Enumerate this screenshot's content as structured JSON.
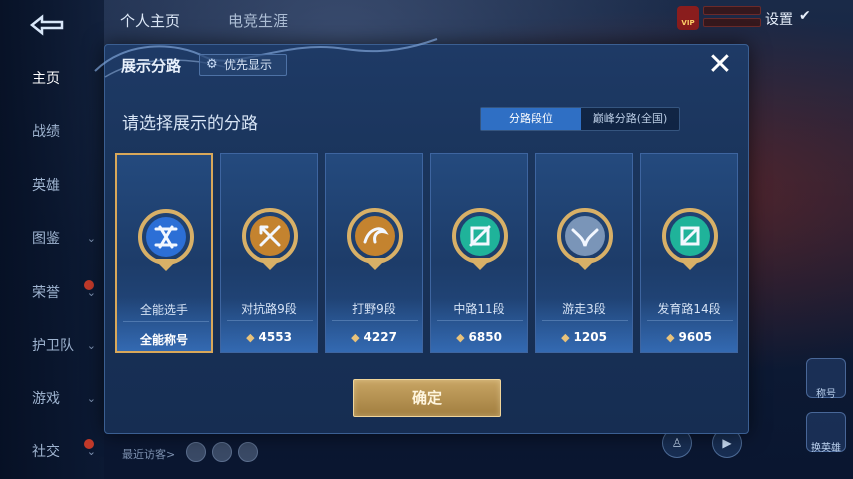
{
  "app": {
    "back_icon": "back-arrow-icon",
    "top_tabs": [
      "个人主页",
      "电竞生涯"
    ],
    "settings_label": "设置",
    "vip_label": "VIP"
  },
  "sidebar": {
    "items": [
      {
        "label": "主页",
        "active": true,
        "has_chevron": false,
        "has_dot": false
      },
      {
        "label": "战绩",
        "active": false,
        "has_chevron": false,
        "has_dot": false
      },
      {
        "label": "英雄",
        "active": false,
        "has_chevron": false,
        "has_dot": false
      },
      {
        "label": "图鉴",
        "active": false,
        "has_chevron": true,
        "has_dot": false
      },
      {
        "label": "荣誉",
        "active": false,
        "has_chevron": true,
        "has_dot": true
      },
      {
        "label": "护卫队",
        "active": false,
        "has_chevron": true,
        "has_dot": false
      },
      {
        "label": "游戏",
        "active": false,
        "has_chevron": true,
        "has_dot": false
      },
      {
        "label": "社交",
        "active": false,
        "has_chevron": true,
        "has_dot": true
      }
    ]
  },
  "bottom": {
    "visitor_label": "最近访客>"
  },
  "right_side": {
    "buttons": [
      "称号",
      "换英雄"
    ]
  },
  "modal": {
    "title": "展示分路",
    "priority_button": "优先显示",
    "close_icon": "close-icon",
    "prompt": "请选择展示的分路",
    "segments": [
      {
        "label": "分路段位",
        "active": true
      },
      {
        "label": "巅峰分路(全国)",
        "active": false
      }
    ],
    "cards": [
      {
        "name": "全能选手",
        "score": "全能称号",
        "has_points_icon": false,
        "selected": true,
        "emblem": "allround-emblem-icon",
        "emblem_color": "#2c6fd6"
      },
      {
        "name": "对抗路9段",
        "score": "4553",
        "has_points_icon": true,
        "selected": false,
        "emblem": "clash-lane-emblem-icon",
        "emblem_color": "#c4832f"
      },
      {
        "name": "打野9段",
        "score": "4227",
        "has_points_icon": true,
        "selected": false,
        "emblem": "jungle-emblem-icon",
        "emblem_color": "#c4832f"
      },
      {
        "name": "中路11段",
        "score": "6850",
        "has_points_icon": true,
        "selected": false,
        "emblem": "mid-lane-emblem-icon",
        "emblem_color": "#1fb39a"
      },
      {
        "name": "游走3段",
        "score": "1205",
        "has_points_icon": true,
        "selected": false,
        "emblem": "roam-emblem-icon",
        "emblem_color": "#7a95b8"
      },
      {
        "name": "发育路14段",
        "score": "9605",
        "has_points_icon": true,
        "selected": false,
        "emblem": "farm-lane-emblem-icon",
        "emblem_color": "#1fb39a"
      }
    ],
    "confirm_label": "确定"
  }
}
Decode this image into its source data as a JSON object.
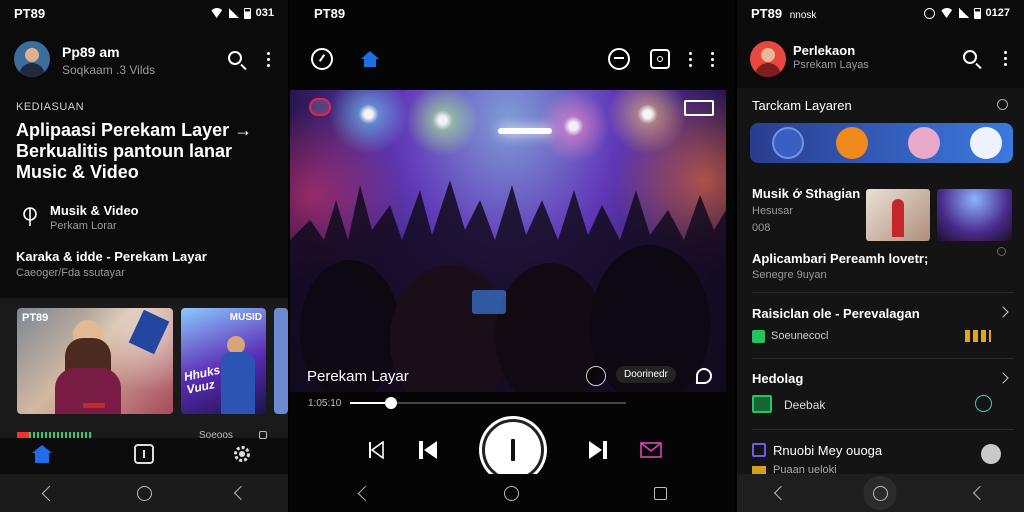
{
  "screen1": {
    "status": {
      "time": "PT89",
      "battery": "031"
    },
    "profile": {
      "name": "Pp89 am",
      "subtitle": "Soqkaam .3 Vilds"
    },
    "hero": {
      "kicker": "KEDIASUAN",
      "title": "Aplipaasi Perekam Layer → Berkualitis pantoun lanar Music & Video"
    },
    "item1": {
      "title": "Musik & Video",
      "subtitle": "Perkam Lorar"
    },
    "item2": {
      "title": "Karaka & idde - Perekam Layar",
      "subtitle": "Caeoger/Fda ssutayar"
    },
    "card1": {
      "label": "PT89"
    },
    "card2": {
      "label": "MUSID",
      "art_text": "Hhuks Vuuz"
    },
    "footer": {
      "caption": "Soeoos"
    }
  },
  "screen2": {
    "status": {
      "time": "PT89"
    },
    "video": {
      "title": "Perekam Layar",
      "time": "1:05:10",
      "chip": "Doorinedr",
      "progress": 0.15
    }
  },
  "screen3": {
    "status": {
      "time": "PT89",
      "extra": "nnosk",
      "battery": "0127"
    },
    "profile": {
      "name": "Perlekaon",
      "subtitle": "Psrekam Layas"
    },
    "section_title": "Tarckam Layaren",
    "list": [
      {
        "title": "Musik ớ Sthagian",
        "line2": "Hesusar",
        "line3": "008"
      },
      {
        "title": "Aplicambari Pereamh lovetr;",
        "line2": "Senegre 9uyan"
      },
      {
        "title": "Raisiclan ole - Perevalagan",
        "line2": "Soeunecocl"
      },
      {
        "title": "Hedolag",
        "line2": "Deebak"
      },
      {
        "title": "Rnuobi Mey ouoga",
        "line2": "Puaan ueloki"
      }
    ]
  },
  "colors": {
    "accent_blue": "#1e6fe6",
    "card_red": "#c4262b",
    "play_white": "#ffffff",
    "mail_pink": "#d946b8",
    "check_green": "#22c55e",
    "stage_purple": "#5b2bb5"
  }
}
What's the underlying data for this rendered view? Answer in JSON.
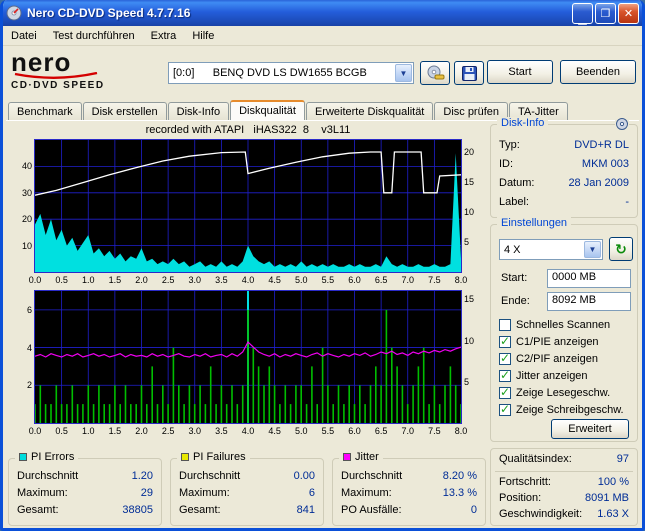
{
  "window": {
    "title": "Nero CD-DVD Speed 4.7.7.16"
  },
  "menu": {
    "items": [
      "Datei",
      "Test durchführen",
      "Extra",
      "Hilfe"
    ]
  },
  "logo": {
    "name": "nero",
    "sub": "CD·DVD SPEED"
  },
  "toolbar": {
    "drive": "[0:0]      BENQ DVD LS DW1655 BCGB",
    "start": "Start",
    "beenden": "Beenden"
  },
  "tabs": {
    "items": [
      "Benchmark",
      "Disk erstellen",
      "Disk-Info",
      "Diskqualität",
      "Erweiterte Diskqualität",
      "Disc prüfen",
      "TA-Jitter"
    ],
    "selected": "Diskqualität"
  },
  "disk_info": {
    "title": "Disk-Info",
    "rows": [
      [
        "Typ:",
        "DVD+R DL"
      ],
      [
        "ID:",
        "MKM 003"
      ],
      [
        "Datum:",
        "28 Jan 2009"
      ],
      [
        "Label:",
        "-"
      ]
    ]
  },
  "einstellungen": {
    "title": "Einstellungen",
    "speed": "4 X",
    "start_label": "Start:",
    "start_value": "0000 MB",
    "ende_label": "Ende:",
    "ende_value": "8092 MB",
    "checkboxes": [
      {
        "label": "Schnelles Scannen",
        "checked": false
      },
      {
        "label": "C1/PIE anzeigen",
        "checked": true
      },
      {
        "label": "C2/PIF anzeigen",
        "checked": true
      },
      {
        "label": "Jitter anzeigen",
        "checked": true
      },
      {
        "label": "Zeige Lesegeschw.",
        "checked": true
      },
      {
        "label": "Zeige Schreibgeschw.",
        "checked": true
      }
    ],
    "erweitert": "Erweitert"
  },
  "quality": {
    "label": "Qualitätsindex:",
    "value": "97"
  },
  "progress": {
    "rows": [
      [
        "Fortschritt:",
        "100 %"
      ],
      [
        "Position:",
        "8091 MB"
      ],
      [
        "Geschwindigkeit:",
        "1.63 X"
      ]
    ]
  },
  "stats": {
    "boxes": [
      {
        "title": "PI Errors",
        "color": "#00dcdc",
        "rows": [
          [
            "Durchschnitt",
            "1.20"
          ],
          [
            "Maximum:",
            "29"
          ],
          [
            "Gesamt:",
            "38805"
          ]
        ]
      },
      {
        "title": "PI Failures",
        "color": "#e8e800",
        "rows": [
          [
            "Durchschnitt",
            "0.00"
          ],
          [
            "Maximum:",
            "6"
          ],
          [
            "Gesamt:",
            "841"
          ]
        ]
      },
      {
        "title": "Jitter",
        "color": "#ff00ff",
        "rows": [
          [
            "Durchschnitt",
            "8.20 %"
          ],
          [
            "Maximum:",
            "13.3 %"
          ],
          [
            "PO Ausfälle:",
            "0"
          ]
        ]
      }
    ]
  },
  "chart_data": [
    {
      "type": "area",
      "title": "recorded with ATAPI   iHAS322  8    v3L11",
      "x_range": [
        0,
        8
      ],
      "x_ticks": [
        "0.0",
        "0.5",
        "1.0",
        "1.5",
        "2.0",
        "2.5",
        "3.0",
        "3.5",
        "4.0",
        "4.5",
        "5.0",
        "5.5",
        "6.0",
        "6.5",
        "7.0",
        "7.5",
        "8.0"
      ],
      "left_axis": {
        "name": "PI Errors",
        "ticks": [
          40,
          30,
          20,
          10
        ],
        "max": 50
      },
      "right_axis": {
        "name": "Speed X",
        "ticks": [
          20,
          15,
          10,
          5
        ],
        "max": 22
      },
      "grid": true,
      "series_pie_errors": [
        18,
        22,
        14,
        20,
        12,
        16,
        10,
        13,
        8,
        11,
        14,
        7,
        9,
        6,
        8,
        5,
        7,
        4,
        6,
        5,
        9,
        4,
        5,
        3,
        4,
        3,
        5,
        3,
        4,
        2,
        3,
        4,
        2,
        3,
        2,
        4,
        2,
        3,
        2,
        4,
        10,
        6,
        4,
        3,
        4,
        2,
        3,
        2,
        3,
        2,
        4,
        2,
        3,
        2,
        3,
        2,
        3,
        2,
        2,
        3,
        2,
        3,
        2,
        2,
        3,
        2,
        6,
        3,
        2,
        3,
        2,
        2,
        3,
        2,
        2,
        3,
        2,
        2,
        3,
        45,
        5
      ],
      "series_speed_line": [
        [
          0,
          12.8
        ],
        [
          0.4,
          13.6
        ],
        [
          0.9,
          14.9
        ],
        [
          1.4,
          16.2
        ],
        [
          1.9,
          17.4
        ],
        [
          2.4,
          18.5
        ],
        [
          2.9,
          19.3
        ],
        [
          3.5,
          19.9
        ],
        [
          3.95,
          20.0
        ],
        [
          4.0,
          16.4
        ],
        [
          4.4,
          17.3
        ],
        [
          4.9,
          18.3
        ],
        [
          5.4,
          19.2
        ],
        [
          5.9,
          19.8
        ],
        [
          6.3,
          20.0
        ],
        [
          6.5,
          20.0
        ],
        [
          6.55,
          13.2
        ],
        [
          6.7,
          13.2
        ],
        [
          6.75,
          20.0
        ],
        [
          7.25,
          20.0
        ],
        [
          7.3,
          13.2
        ],
        [
          7.55,
          13.2
        ],
        [
          7.6,
          16.0
        ],
        [
          8.0,
          16.2
        ]
      ],
      "colors": {
        "pie": "#00e0e0",
        "speed": "#ffffff",
        "grid": "#2020cf",
        "bg": "#000000"
      }
    },
    {
      "type": "bar",
      "x_range": [
        0,
        8
      ],
      "x_ticks": [
        "0.0",
        "0.5",
        "1.0",
        "1.5",
        "2.0",
        "2.5",
        "3.0",
        "3.5",
        "4.0",
        "4.5",
        "5.0",
        "5.5",
        "6.0",
        "6.5",
        "7.0",
        "7.5",
        "8.0"
      ],
      "left_axis": {
        "name": "PI Failures",
        "ticks": [
          6,
          4,
          2
        ],
        "max": 7
      },
      "right_axis": {
        "name": "Jitter %",
        "ticks": [
          15,
          10,
          5
        ],
        "max": 16
      },
      "grid": true,
      "layer_break_marker_x": 4.0,
      "series_pif_bars": [
        1,
        2,
        1,
        1,
        2,
        1,
        1,
        2,
        1,
        1,
        2,
        1,
        2,
        1,
        1,
        2,
        1,
        2,
        1,
        1,
        2,
        1,
        3,
        1,
        2,
        1,
        4,
        2,
        1,
        2,
        1,
        2,
        1,
        3,
        1,
        2,
        1,
        2,
        1,
        2,
        6,
        4,
        3,
        2,
        3,
        2,
        1,
        2,
        1,
        2,
        2,
        1,
        3,
        1,
        4,
        2,
        1,
        2,
        1,
        2,
        1,
        2,
        1,
        2,
        3,
        2,
        6,
        4,
        3,
        2,
        1,
        2,
        3,
        4,
        1,
        2,
        1,
        2,
        3,
        2,
        1
      ],
      "series_jitter_line": [
        8.1,
        8.3,
        8.0,
        8.4,
        8.2,
        8.0,
        8.3,
        8.1,
        8.4,
        8.0,
        8.2,
        8.4,
        8.1,
        8.3,
        8.0,
        8.2,
        8.4,
        8.0,
        8.3,
        8.1,
        8.2,
        8.0,
        8.4,
        8.1,
        8.3,
        8.0,
        8.2,
        8.4,
        8.1,
        8.0,
        8.3,
        8.1,
        8.4,
        8.0,
        8.2,
        8.3,
        8.0,
        8.4,
        8.1,
        8.6,
        9.8,
        9.2,
        8.6,
        8.3,
        8.1,
        8.4,
        8.0,
        8.3,
        8.1,
        8.4,
        8.2,
        8.0,
        8.3,
        8.5,
        8.1,
        8.4,
        8.2,
        8.0,
        8.3,
        8.1,
        8.4,
        8.2,
        8.5,
        8.1,
        8.3,
        8.6,
        8.4,
        8.7,
        8.3,
        8.5,
        8.2,
        8.6,
        8.4,
        8.7,
        8.5,
        8.8,
        8.6,
        8.9,
        8.7,
        9.0,
        9.2
      ],
      "colors": {
        "pif": "#00be00",
        "jitter": "#f000f0",
        "marker": "#00e0e0",
        "grid": "#2020cf",
        "bg": "#000000"
      }
    }
  ]
}
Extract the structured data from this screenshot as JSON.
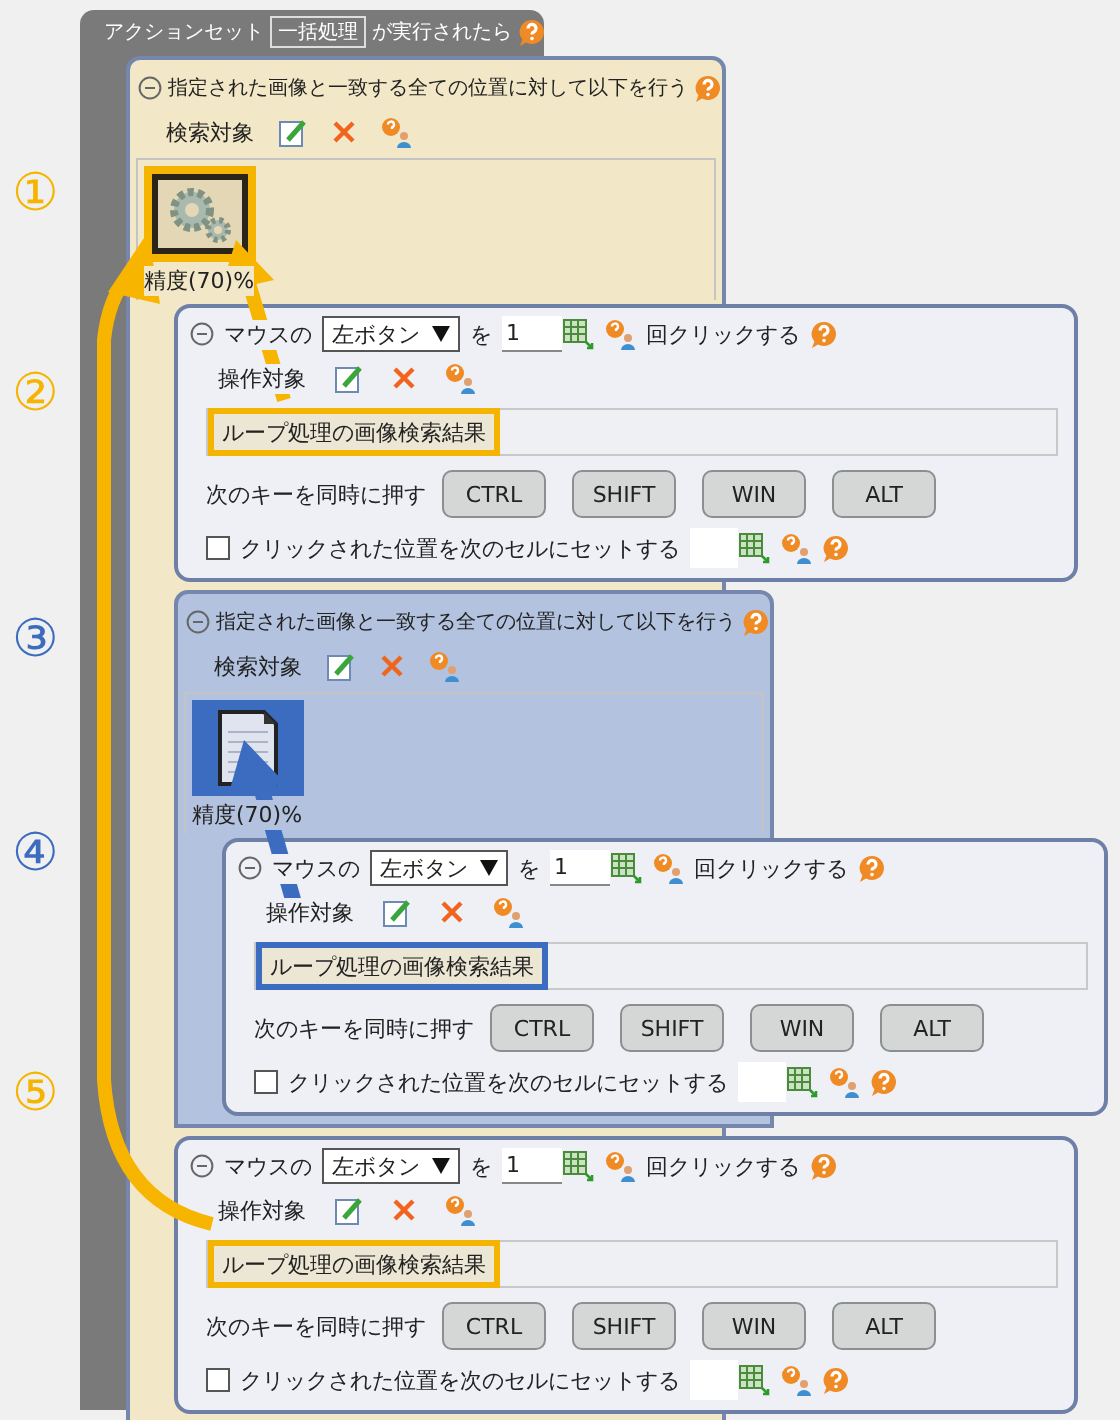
{
  "step_markers": [
    {
      "label": "①",
      "color": "#f5b400"
    },
    {
      "label": "②",
      "color": "#f5b400"
    },
    {
      "label": "③",
      "color": "#3b6cc0"
    },
    {
      "label": "④",
      "color": "#3b6cc0"
    },
    {
      "label": "⑤",
      "color": "#f5b400"
    }
  ],
  "action_set": {
    "prefix": "アクションセット",
    "name": "一括処理",
    "suffix": "が実行されたら"
  },
  "loop": {
    "kind": "image-loop",
    "color": "#f2e7c6",
    "title": "指定された画像と一致する全ての位置に対して以下を行う",
    "target_label": "検索対象",
    "image": {
      "kind": "gear",
      "color": "#f5b400"
    },
    "accuracy": "精度(70)%",
    "children": [
      {
        "kind": "mouse-click",
        "prefix": "マウスの",
        "button": "左ボタン",
        "particle": "を",
        "count": "1",
        "suffix": "回クリックする",
        "target_label": "操作対象",
        "target": {
          "value": "ループ処理の画像検索結果",
          "color": "#f5b400"
        },
        "keys_label": "次のキーを同時に押す",
        "keys": [
          "CTRL",
          "SHIFT",
          "WIN",
          "ALT"
        ],
        "checkbox": {
          "label": "クリックされた位置を次のセルにセットする",
          "checked": false
        }
      },
      {
        "kind": "image-loop",
        "color": "#b2c2df",
        "title": "指定された画像と一致する全ての位置に対して以下を行う",
        "target_label": "検索対象",
        "image": {
          "kind": "document",
          "color": "#3b6cc0"
        },
        "accuracy": "精度(70)%",
        "children": [
          {
            "kind": "mouse-click",
            "prefix": "マウスの",
            "button": "左ボタン",
            "particle": "を",
            "count": "1",
            "suffix": "回クリックする",
            "target_label": "操作対象",
            "target": {
              "value": "ループ処理の画像検索結果",
              "color": "#3b6cc0"
            },
            "keys_label": "次のキーを同時に押す",
            "keys": [
              "CTRL",
              "SHIFT",
              "WIN",
              "ALT"
            ],
            "checkbox": {
              "label": "クリックされた位置を次のセルにセットする",
              "checked": false
            }
          }
        ]
      },
      {
        "kind": "mouse-click",
        "prefix": "マウスの",
        "button": "左ボタン",
        "particle": "を",
        "count": "1",
        "suffix": "回クリックする",
        "target_label": "操作対象",
        "target": {
          "value": "ループ処理の画像検索結果",
          "color": "#f5b400"
        },
        "keys_label": "次のキーを同時に押す",
        "keys": [
          "CTRL",
          "SHIFT",
          "WIN",
          "ALT"
        ],
        "checkbox": {
          "label": "クリックされた位置を次のセルにセットする",
          "checked": false
        }
      }
    ]
  }
}
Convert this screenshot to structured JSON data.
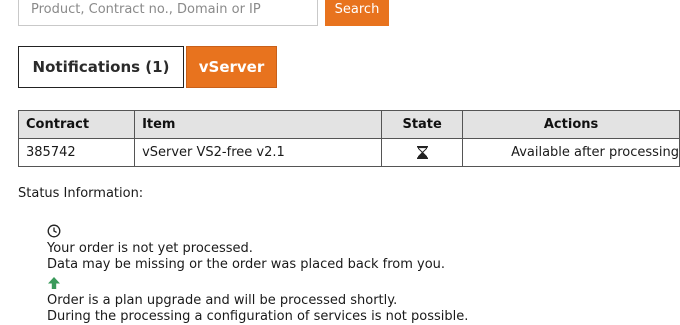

=-=-=-=-=

EXERCISE DIRECTIONS ▸
Pull every line containing "loop" from the material above.

OUTPUT FOR THIS EXERCISE ▸
  "loop": {
    "kind": "image-loop",
        "kind": "image-loop",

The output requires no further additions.